## WHAT THIS TASK INVOLVES
Return the listing below exactly, with the pictures dropped.

□ □ □ □

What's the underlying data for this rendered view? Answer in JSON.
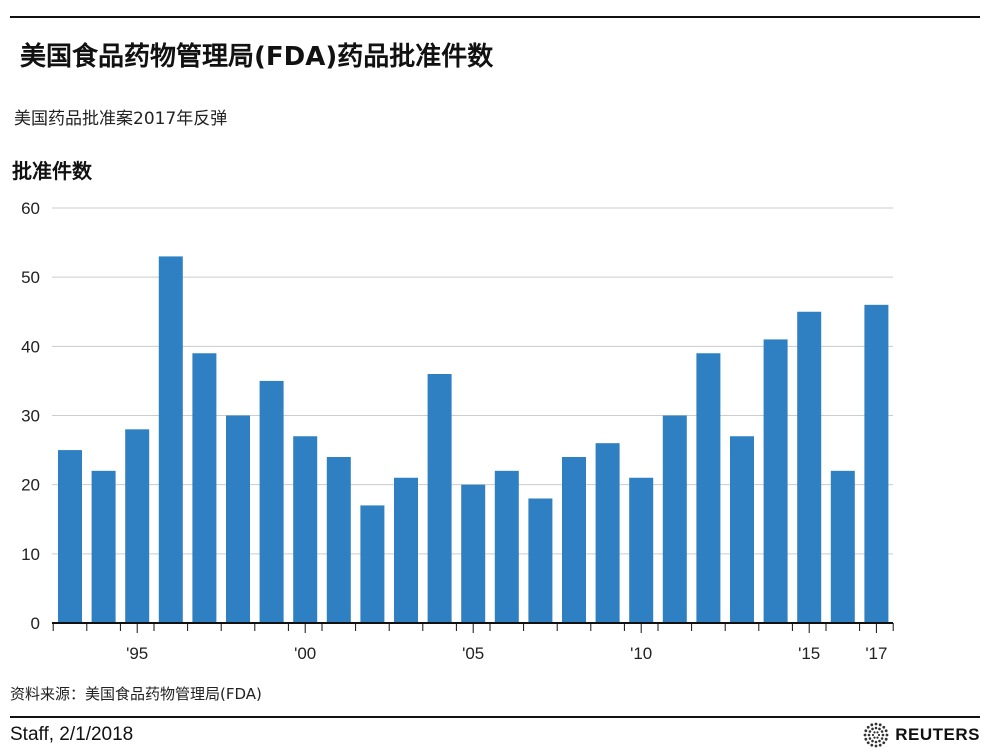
{
  "header": {
    "title": "美国食品药物管理局(FDA)药品批准件数",
    "subtitle": "美国药品批准案2017年反弹"
  },
  "footer": {
    "source": "资料来源：美国食品药物管理局(FDA)",
    "credit": "Staff, 2/1/2018",
    "brand": "REUTERS"
  },
  "chart_data": {
    "type": "bar",
    "title": "美国食品药物管理局(FDA)药品批准件数",
    "subtitle": "美国药品批准案2017年反弹",
    "ylabel": "批准件数",
    "xlabel": "",
    "categories": [
      1993,
      1994,
      1995,
      1996,
      1997,
      1998,
      1999,
      2000,
      2001,
      2002,
      2003,
      2004,
      2005,
      2006,
      2007,
      2008,
      2009,
      2010,
      2011,
      2012,
      2013,
      2014,
      2015,
      2016,
      2017
    ],
    "values": [
      25,
      22,
      28,
      53,
      39,
      30,
      35,
      27,
      24,
      17,
      21,
      36,
      20,
      22,
      18,
      24,
      26,
      21,
      30,
      39,
      27,
      41,
      45,
      22,
      46
    ],
    "ylim": [
      0,
      60
    ],
    "yticks": [
      0,
      10,
      20,
      30,
      40,
      50,
      60
    ],
    "xtick_labels": [
      {
        "year": 1995,
        "label": "'95"
      },
      {
        "year": 2000,
        "label": "'00"
      },
      {
        "year": 2005,
        "label": "'05"
      },
      {
        "year": 2010,
        "label": "'10"
      },
      {
        "year": 2015,
        "label": "'15"
      },
      {
        "year": 2017,
        "label": "'17"
      }
    ],
    "grid": true,
    "bar_color": "#2f80c2",
    "grid_color": "#cccccc"
  }
}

□ □ □ □

## SOLUTION FOR THIS PROBLEM
What's the underlying data for this rendered view? Answer in JSON.
{
  "header": {
    "title": "美国食品药物管理局(FDA)药品批准件数",
    "subtitle": "美国药品批准案2017年反弹"
  },
  "footer": {
    "source": "资料来源：美国食品药物管理局(FDA)",
    "credit": "Staff, 2/1/2018",
    "brand": "REUTERS"
  },
  "chart_data": {
    "type": "bar",
    "title": "美国食品药物管理局(FDA)药品批准件数",
    "subtitle": "美国药品批准案2017年反弹",
    "ylabel": "批准件数",
    "xlabel": "",
    "categories": [
      1993,
      1994,
      1995,
      1996,
      1997,
      1998,
      1999,
      2000,
      2001,
      2002,
      2003,
      2004,
      2005,
      2006,
      2007,
      2008,
      2009,
      2010,
      2011,
      2012,
      2013,
      2014,
      2015,
      2016,
      2017
    ],
    "values": [
      25,
      22,
      28,
      53,
      39,
      30,
      35,
      27,
      24,
      17,
      21,
      36,
      20,
      22,
      18,
      24,
      26,
      21,
      30,
      39,
      27,
      41,
      45,
      22,
      46
    ],
    "ylim": [
      0,
      60
    ],
    "yticks": [
      0,
      10,
      20,
      30,
      40,
      50,
      60
    ],
    "xtick_labels": [
      {
        "year": 1995,
        "label": "'95"
      },
      {
        "year": 2000,
        "label": "'00"
      },
      {
        "year": 2005,
        "label": "'05"
      },
      {
        "year": 2010,
        "label": "'10"
      },
      {
        "year": 2015,
        "label": "'15"
      },
      {
        "year": 2017,
        "label": "'17"
      }
    ],
    "grid": true,
    "bar_color": "#2f80c2",
    "grid_color": "#cccccc"
  }
}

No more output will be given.